● **Listing**:

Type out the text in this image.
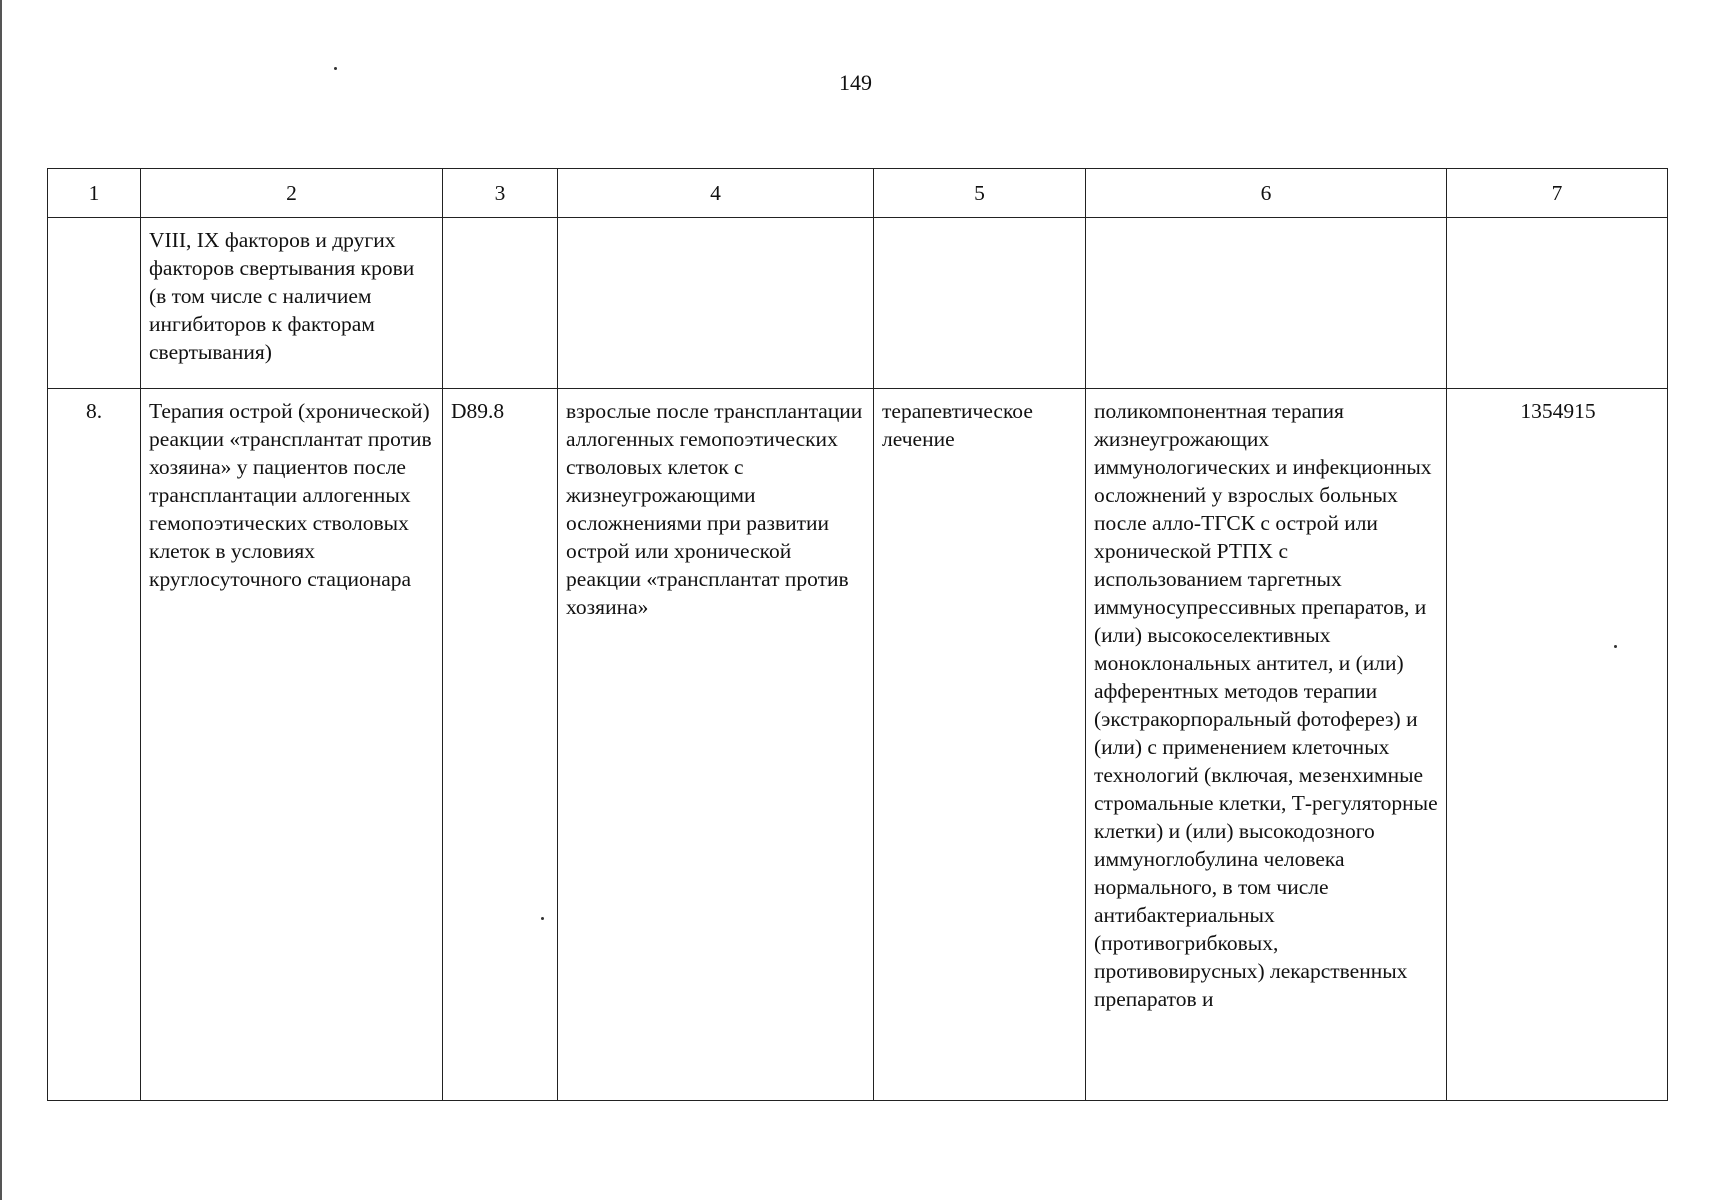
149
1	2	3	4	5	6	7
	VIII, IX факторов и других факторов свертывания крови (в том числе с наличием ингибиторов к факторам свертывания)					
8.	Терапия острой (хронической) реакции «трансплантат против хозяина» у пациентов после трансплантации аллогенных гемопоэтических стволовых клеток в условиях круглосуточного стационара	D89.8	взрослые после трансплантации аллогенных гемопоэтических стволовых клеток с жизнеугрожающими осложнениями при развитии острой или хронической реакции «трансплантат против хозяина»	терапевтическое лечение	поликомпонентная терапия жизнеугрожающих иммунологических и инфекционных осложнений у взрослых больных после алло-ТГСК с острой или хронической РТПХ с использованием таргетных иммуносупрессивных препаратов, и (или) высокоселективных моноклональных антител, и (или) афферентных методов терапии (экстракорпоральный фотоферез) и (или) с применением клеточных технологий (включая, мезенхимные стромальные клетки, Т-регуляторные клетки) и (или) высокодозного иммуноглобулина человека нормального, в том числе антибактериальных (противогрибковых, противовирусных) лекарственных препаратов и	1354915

● **Written exercise**: Transcribe every entry word for word, but omit the pictures.

● **Exercise result**:
Type out the text in this image.
149
1	2	3	4	5	6	7
	VIII, IX факторов и других факторов свертывания крови (в том числе с наличием ингибиторов к факторам свертывания)					
8.	Терапия острой (хронической) реакции «трансплантат против хозяина» у пациентов после трансплантации аллогенных гемопоэтических стволовых клеток в условиях круглосуточного стационара	D89.8	взрослые после трансплантации аллогенных гемопоэтических стволовых клеток с жизнеугрожающими осложнениями при развитии острой или хронической реакции «трансплантат против хозяина»	терапевтическое лечение	поликомпонентная терапия жизнеугрожающих иммунологических и инфекционных осложнений у взрослых больных после алло-ТГСК с острой или хронической РТПХ с использованием таргетных иммуносупрессивных препаратов, и (или) высокоселективных моноклональных антител, и (или) афферентных методов терапии (экстракорпоральный фотоферез) и (или) с применением клеточных технологий (включая, мезенхимные стромальные клетки, Т-регуляторные клетки) и (или) высокодозного иммуноглобулина человека нормального, в том числе антибактериальных (противогрибковых, противовирусных) лекарственных препаратов и	1354915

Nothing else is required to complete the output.